══ Dataset

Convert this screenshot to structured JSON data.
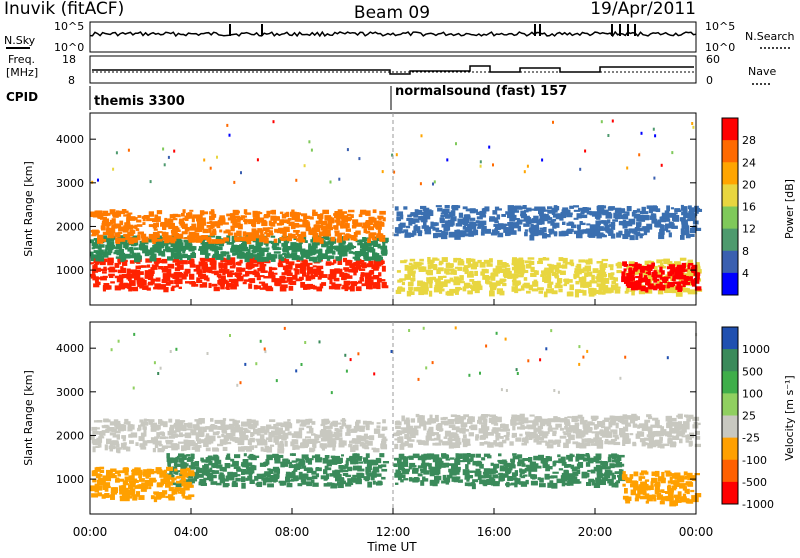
{
  "header": {
    "station": "Inuvik (fitACF)",
    "beam": "Beam 09",
    "date": "19/Apr/2011"
  },
  "sky_panel": {
    "left_label": "N.Sky",
    "right_label": "N.Search",
    "left_ticks": [
      "10^5",
      "10^0"
    ],
    "right_ticks": [
      "10^5",
      "10^0"
    ]
  },
  "freq_panel": {
    "left_label_1": "Freq.",
    "left_label_2": "[MHz]",
    "left_ticks": [
      "18",
      "8"
    ],
    "right_ticks": [
      "60",
      "0"
    ],
    "right_label": "Nave"
  },
  "cpid_panel": {
    "label": "CPID",
    "modes": [
      "themis 3300",
      "normalsound (fast) 157"
    ]
  },
  "chart_data": [
    {
      "type": "heatmap",
      "name": "power-panel",
      "ylabel": "Slant Range [km]",
      "yticks": [
        "1000",
        "2000",
        "3000",
        "4000"
      ],
      "ylim": [
        200,
        4600
      ],
      "xlim_hours": [
        0,
        24
      ],
      "colorbar_label": "Power [dB]",
      "colorbar_ticks": [
        "28",
        "24",
        "20",
        "16",
        "12",
        "8",
        "4"
      ],
      "colorbar_colors": [
        "#ff0000",
        "#ff6a00",
        "#ffa500",
        "#e8d640",
        "#7fc95a",
        "#4e9a6e",
        "#3a5fb0",
        "#0000ff"
      ],
      "scatter_bands": [
        {
          "start_h": 0.0,
          "end_h": 11.6,
          "range_km": [
            600,
            1300
          ],
          "color": "#ff2200"
        },
        {
          "start_h": 0.0,
          "end_h": 11.6,
          "range_km": [
            1300,
            1800
          ],
          "color": "#2e8b57"
        },
        {
          "start_h": 0.0,
          "end_h": 11.6,
          "range_km": [
            1700,
            2400
          ],
          "color": "#ff7a00"
        },
        {
          "start_h": 12.0,
          "end_h": 24.0,
          "range_km": [
            500,
            1300
          ],
          "color": "#e8d640"
        },
        {
          "start_h": 12.0,
          "end_h": 24.0,
          "range_km": [
            1800,
            2500
          ],
          "color": "#3a6fb0"
        },
        {
          "start_h": 21.0,
          "end_h": 24.0,
          "range_km": [
            600,
            1200
          ],
          "color": "#ff0000"
        }
      ]
    },
    {
      "type": "heatmap",
      "name": "velocity-panel",
      "ylabel": "Slant Range [km]",
      "yticks": [
        "1000",
        "2000",
        "3000",
        "4000"
      ],
      "ylim": [
        200,
        4600
      ],
      "xlim_hours": [
        0,
        24
      ],
      "colorbar_label": "Velocity [m s⁻¹]",
      "colorbar_ticks": [
        "1000",
        "500",
        "100",
        "25",
        "-25",
        "-100",
        "-500",
        "-1000"
      ],
      "colorbar_colors": [
        "#2050b0",
        "#3a8a5a",
        "#3fae4a",
        "#90d060",
        "#c8c8c0",
        "#ffa000",
        "#ff6000",
        "#ff0000"
      ],
      "scatter_bands": [
        {
          "start_h": 0.0,
          "end_h": 11.6,
          "range_km": [
            1700,
            2400
          ],
          "color": "#c8c8c0"
        },
        {
          "start_h": 3.0,
          "end_h": 11.6,
          "range_km": [
            900,
            1600
          ],
          "color": "#3a8a5a"
        },
        {
          "start_h": 0.0,
          "end_h": 4.0,
          "range_km": [
            600,
            1300
          ],
          "color": "#ffa000"
        },
        {
          "start_h": 12.0,
          "end_h": 24.0,
          "range_km": [
            1800,
            2500
          ],
          "color": "#c8c8c0"
        },
        {
          "start_h": 12.0,
          "end_h": 21.0,
          "range_km": [
            900,
            1600
          ],
          "color": "#3a8a5a"
        },
        {
          "start_h": 21.0,
          "end_h": 24.0,
          "range_km": [
            500,
            1200
          ],
          "color": "#ffa000"
        }
      ]
    }
  ],
  "xaxis": {
    "ticks": [
      "00:00",
      "04:00",
      "08:00",
      "12:00",
      "16:00",
      "20:00",
      "00:00"
    ],
    "label": "Time UT"
  }
}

════

- [Problem requirements] Print the records word for word and exclude any picture they hold.

- [Result]
Convert this screenshot to structured JSON data.
{
  "header": {
    "station": "Inuvik (fitACF)",
    "beam": "Beam 09",
    "date": "19/Apr/2011"
  },
  "sky_panel": {
    "left_label": "N.Sky",
    "right_label": "N.Search",
    "left_ticks": [
      "10^5",
      "10^0"
    ],
    "right_ticks": [
      "10^5",
      "10^0"
    ]
  },
  "freq_panel": {
    "left_label_1": "Freq.",
    "left_label_2": "[MHz]",
    "left_ticks": [
      "18",
      "8"
    ],
    "right_ticks": [
      "60",
      "0"
    ],
    "right_label": "Nave"
  },
  "cpid_panel": {
    "label": "CPID",
    "modes": [
      "themis 3300",
      "normalsound (fast) 157"
    ]
  },
  "chart_data": [
    {
      "type": "heatmap",
      "name": "power-panel",
      "ylabel": "Slant Range [km]",
      "yticks": [
        "1000",
        "2000",
        "3000",
        "4000"
      ],
      "ylim": [
        200,
        4600
      ],
      "xlim_hours": [
        0,
        24
      ],
      "colorbar_label": "Power [dB]",
      "colorbar_ticks": [
        "28",
        "24",
        "20",
        "16",
        "12",
        "8",
        "4"
      ],
      "colorbar_colors": [
        "#ff0000",
        "#ff6a00",
        "#ffa500",
        "#e8d640",
        "#7fc95a",
        "#4e9a6e",
        "#3a5fb0",
        "#0000ff"
      ],
      "scatter_bands": [
        {
          "start_h": 0.0,
          "end_h": 11.6,
          "range_km": [
            600,
            1300
          ],
          "color": "#ff2200"
        },
        {
          "start_h": 0.0,
          "end_h": 11.6,
          "range_km": [
            1300,
            1800
          ],
          "color": "#2e8b57"
        },
        {
          "start_h": 0.0,
          "end_h": 11.6,
          "range_km": [
            1700,
            2400
          ],
          "color": "#ff7a00"
        },
        {
          "start_h": 12.0,
          "end_h": 24.0,
          "range_km": [
            500,
            1300
          ],
          "color": "#e8d640"
        },
        {
          "start_h": 12.0,
          "end_h": 24.0,
          "range_km": [
            1800,
            2500
          ],
          "color": "#3a6fb0"
        },
        {
          "start_h": 21.0,
          "end_h": 24.0,
          "range_km": [
            600,
            1200
          ],
          "color": "#ff0000"
        }
      ]
    },
    {
      "type": "heatmap",
      "name": "velocity-panel",
      "ylabel": "Slant Range [km]",
      "yticks": [
        "1000",
        "2000",
        "3000",
        "4000"
      ],
      "ylim": [
        200,
        4600
      ],
      "xlim_hours": [
        0,
        24
      ],
      "colorbar_label": "Velocity [m s⁻¹]",
      "colorbar_ticks": [
        "1000",
        "500",
        "100",
        "25",
        "-25",
        "-100",
        "-500",
        "-1000"
      ],
      "colorbar_colors": [
        "#2050b0",
        "#3a8a5a",
        "#3fae4a",
        "#90d060",
        "#c8c8c0",
        "#ffa000",
        "#ff6000",
        "#ff0000"
      ],
      "scatter_bands": [
        {
          "start_h": 0.0,
          "end_h": 11.6,
          "range_km": [
            1700,
            2400
          ],
          "color": "#c8c8c0"
        },
        {
          "start_h": 3.0,
          "end_h": 11.6,
          "range_km": [
            900,
            1600
          ],
          "color": "#3a8a5a"
        },
        {
          "start_h": 0.0,
          "end_h": 4.0,
          "range_km": [
            600,
            1300
          ],
          "color": "#ffa000"
        },
        {
          "start_h": 12.0,
          "end_h": 24.0,
          "range_km": [
            1800,
            2500
          ],
          "color": "#c8c8c0"
        },
        {
          "start_h": 12.0,
          "end_h": 21.0,
          "range_km": [
            900,
            1600
          ],
          "color": "#3a8a5a"
        },
        {
          "start_h": 21.0,
          "end_h": 24.0,
          "range_km": [
            500,
            1200
          ],
          "color": "#ffa000"
        }
      ]
    }
  ],
  "xaxis": {
    "ticks": [
      "00:00",
      "04:00",
      "08:00",
      "12:00",
      "16:00",
      "20:00",
      "00:00"
    ],
    "label": "Time UT"
  }
}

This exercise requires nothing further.